Copy out each line of the material below that holds the string "houses".

Extracts from a graphics dataset

* * * *

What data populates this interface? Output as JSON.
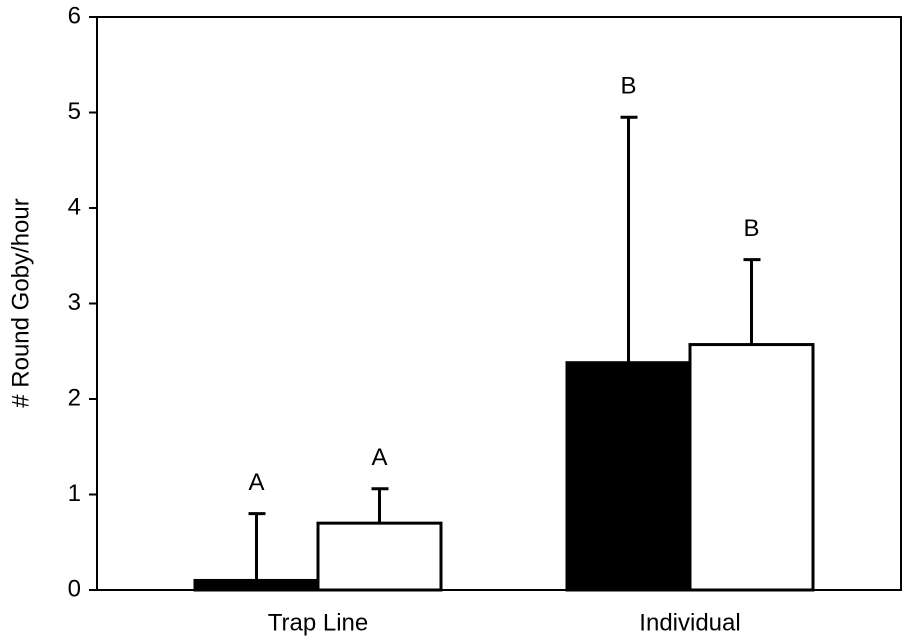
{
  "chart_data": {
    "type": "bar",
    "ylabel": "# Round Goby/hour",
    "categories": [
      "Trap Line",
      "Individual"
    ],
    "series": [
      {
        "color": "#000000",
        "edgecolor": "#000000",
        "values": [
          0.1,
          2.38
        ],
        "errors": [
          0.7,
          2.57
        ],
        "letters": [
          "A",
          "B"
        ]
      },
      {
        "color": "#ffffff",
        "edgecolor": "#000000",
        "values": [
          0.7,
          2.57
        ],
        "errors": [
          0.36,
          0.89
        ],
        "letters": [
          "A",
          "B"
        ]
      }
    ],
    "ylim": [
      0,
      6
    ],
    "yticks": [
      0,
      1,
      2,
      3,
      4,
      5,
      6
    ]
  }
}
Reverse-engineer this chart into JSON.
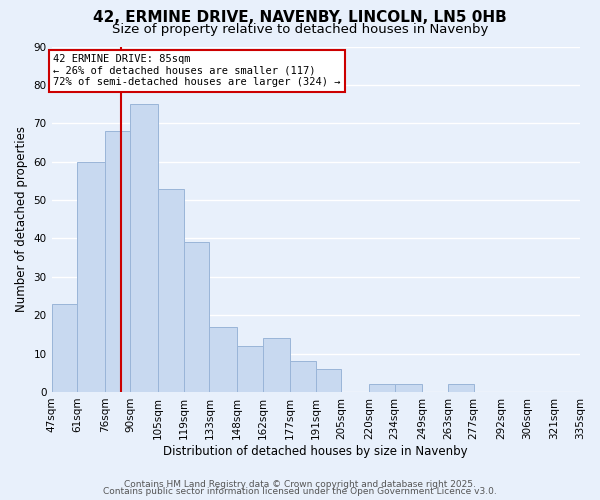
{
  "title": "42, ERMINE DRIVE, NAVENBY, LINCOLN, LN5 0HB",
  "subtitle": "Size of property relative to detached houses in Navenby",
  "xlabel": "Distribution of detached houses by size in Navenby",
  "ylabel": "Number of detached properties",
  "bar_edges": [
    47,
    61,
    76,
    90,
    105,
    119,
    133,
    148,
    162,
    177,
    191,
    205,
    220,
    234,
    249,
    263,
    277,
    292,
    306,
    321,
    335
  ],
  "bar_heights": [
    23,
    60,
    68,
    75,
    53,
    39,
    17,
    12,
    14,
    8,
    6,
    0,
    2,
    2,
    0,
    2,
    0,
    0,
    0,
    0
  ],
  "bar_color": "#c8d9f0",
  "bar_edgecolor": "#9ab5d8",
  "grid_color": "#ffffff",
  "bg_color": "#e8f0fb",
  "red_line_x": 85,
  "annotation_title": "42 ERMINE DRIVE: 85sqm",
  "annotation_line1": "← 26% of detached houses are smaller (117)",
  "annotation_line2": "72% of semi-detached houses are larger (324) →",
  "annotation_box_color": "#ffffff",
  "annotation_border_color": "#cc0000",
  "ylim": [
    0,
    90
  ],
  "yticks": [
    0,
    10,
    20,
    30,
    40,
    50,
    60,
    70,
    80,
    90
  ],
  "footer1": "Contains HM Land Registry data © Crown copyright and database right 2025.",
  "footer2": "Contains public sector information licensed under the Open Government Licence v3.0.",
  "title_fontsize": 11,
  "subtitle_fontsize": 9.5,
  "tick_label_fontsize": 7.5,
  "axis_label_fontsize": 8.5,
  "footer_fontsize": 6.5
}
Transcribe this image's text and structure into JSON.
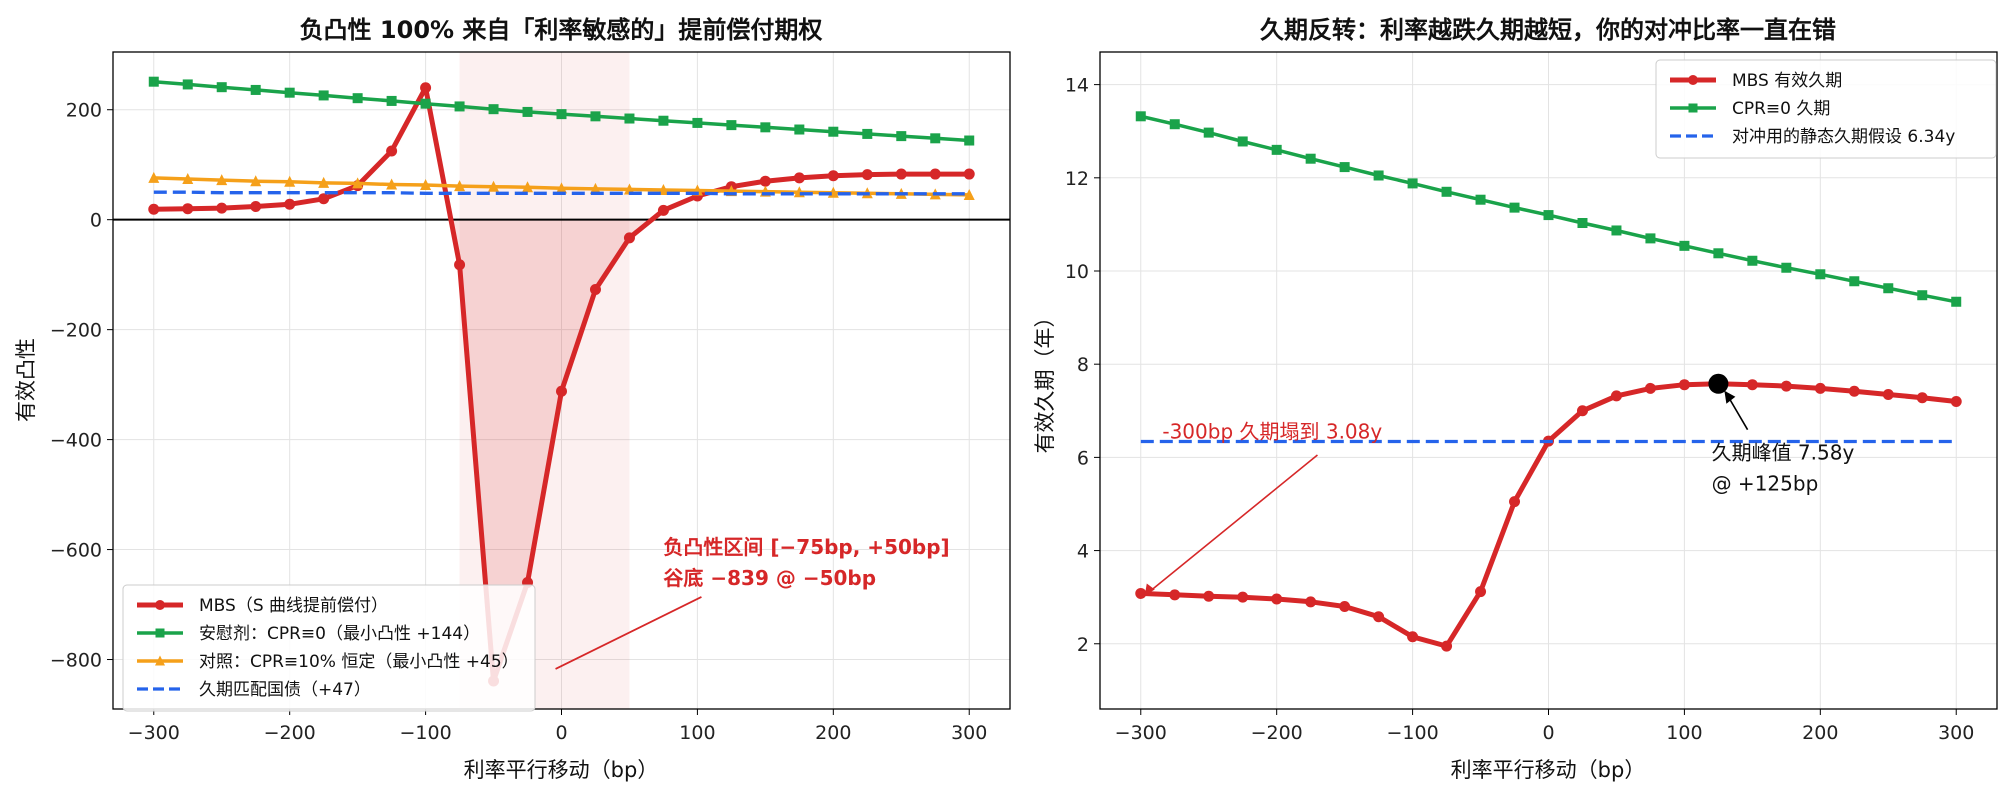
{
  "chart_data": [
    {
      "type": "line",
      "title": "负凸性 100% 来自「利率敏感的」提前偿付期权",
      "xlabel": "利率平行移动（bp）",
      "ylabel": "有效凸性",
      "xlim": [
        -330,
        330
      ],
      "ylim": [
        -890,
        305
      ],
      "xticks": [
        -300,
        -200,
        -100,
        0,
        100,
        200,
        300
      ],
      "yticks": [
        200,
        0,
        -200,
        -400,
        -600,
        -800
      ],
      "x": [
        -300,
        -275,
        -250,
        -225,
        -200,
        -175,
        -150,
        -125,
        -100,
        -75,
        -50,
        -25,
        0,
        25,
        50,
        75,
        100,
        125,
        150,
        175,
        200,
        225,
        250,
        275,
        300
      ],
      "series": [
        {
          "name": "MBS（S 曲线提前偿付）",
          "color": "#d62728",
          "marker": "circle",
          "values": [
            19,
            20,
            21,
            24,
            28,
            38,
            62,
            125,
            240,
            -82,
            -839,
            -660,
            -312,
            -127,
            -33,
            17,
            43,
            60,
            70,
            76,
            80,
            82,
            83,
            83,
            83
          ]
        },
        {
          "name": "安慰剂：CPR≡0（最小凸性 +144）",
          "color": "#1aa34a",
          "marker": "square",
          "values": [
            251,
            246,
            241,
            236,
            231,
            226,
            221,
            216,
            211,
            206,
            201,
            196,
            192,
            188,
            184,
            180,
            176,
            172,
            168,
            164,
            160,
            156,
            152,
            148,
            144
          ]
        },
        {
          "name": "对照：CPR≡10% 恒定（最小凸性 +45）",
          "color": "#f5a01a",
          "marker": "triangle",
          "values": [
            76,
            74,
            72,
            70,
            69,
            67,
            66,
            64,
            63,
            61,
            60,
            59,
            57,
            56,
            55,
            54,
            53,
            52,
            51,
            50,
            49,
            48,
            47,
            46,
            45
          ]
        },
        {
          "name": "久期匹配国债（+47）",
          "color": "#2563eb",
          "dashed": true,
          "values": [
            50,
            50,
            49,
            49,
            49,
            49,
            49,
            49,
            48,
            48,
            48,
            48,
            48,
            48,
            48,
            48,
            48,
            47,
            47,
            47,
            47,
            47,
            47,
            47,
            47
          ]
        }
      ],
      "shaded_range": [
        -75,
        50
      ],
      "zero_line": true,
      "grid": true,
      "legend": "bottom-left",
      "annotation": {
        "lines": [
          "负凸性区间 [−75bp, +50bp]",
          "谷底 −839 @ −50bp"
        ],
        "point": [
          -50,
          -839
        ],
        "text_at": [
          75,
          -608
        ],
        "color": "#d62728"
      }
    },
    {
      "type": "line",
      "title": "久期反转：利率越跌久期越短，你的对冲比率一直在错",
      "xlabel": "利率平行移动（bp）",
      "ylabel": "有效久期（年）",
      "xlim": [
        -330,
        330
      ],
      "ylim": [
        0.6,
        14.7
      ],
      "xticks": [
        -300,
        -200,
        -100,
        0,
        100,
        200,
        300
      ],
      "yticks": [
        14,
        12,
        10,
        8,
        6,
        4,
        2
      ],
      "x": [
        -300,
        -275,
        -250,
        -225,
        -200,
        -175,
        -150,
        -125,
        -100,
        -75,
        -50,
        -25,
        0,
        25,
        50,
        75,
        100,
        125,
        150,
        175,
        200,
        225,
        250,
        275,
        300
      ],
      "series": [
        {
          "name": "MBS 有效久期",
          "color": "#d62728",
          "marker": "circle",
          "values": [
            3.08,
            3.05,
            3.02,
            3.0,
            2.96,
            2.9,
            2.8,
            2.58,
            2.15,
            1.95,
            3.12,
            5.05,
            6.35,
            7.0,
            7.32,
            7.48,
            7.56,
            7.58,
            7.56,
            7.53,
            7.48,
            7.42,
            7.35,
            7.28,
            7.2
          ]
        },
        {
          "name": "CPR≡0 久期",
          "color": "#1aa34a",
          "marker": "square",
          "values": [
            13.32,
            13.15,
            12.97,
            12.78,
            12.6,
            12.41,
            12.23,
            12.05,
            11.88,
            11.7,
            11.53,
            11.36,
            11.2,
            11.03,
            10.87,
            10.7,
            10.54,
            10.38,
            10.22,
            10.07,
            9.93,
            9.78,
            9.63,
            9.48,
            9.34
          ]
        },
        {
          "name": "对冲用的静态久期假设 6.34y",
          "color": "#2563eb",
          "dashed": true,
          "constant": 6.34
        }
      ],
      "peak": {
        "x": 125,
        "y": 7.58
      },
      "grid": true,
      "legend": "top-right",
      "annotations": [
        {
          "text": "-300bp 久期塌到 3.08y",
          "point": [
            -300,
            3.08
          ],
          "text_at": [
            -290,
            6.4
          ],
          "color": "#d62728"
        },
        {
          "lines": [
            "久期峰值 7.58y",
            "@ +125bp"
          ],
          "point": [
            125,
            7.58
          ],
          "text_at": [
            120,
            5.95
          ],
          "color": "#111"
        }
      ]
    }
  ]
}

* * * *

Solution ::
  "subtitle": "Size of property relative to detached houses in Navenby",
  "xlabel": "Distribution of detached houses by size in Navenby",
  "annotation_line1": "← 26% of detached houses are smaller (117)",
  "annotation_line2": "72% of semi-detached houses are larger (324) →",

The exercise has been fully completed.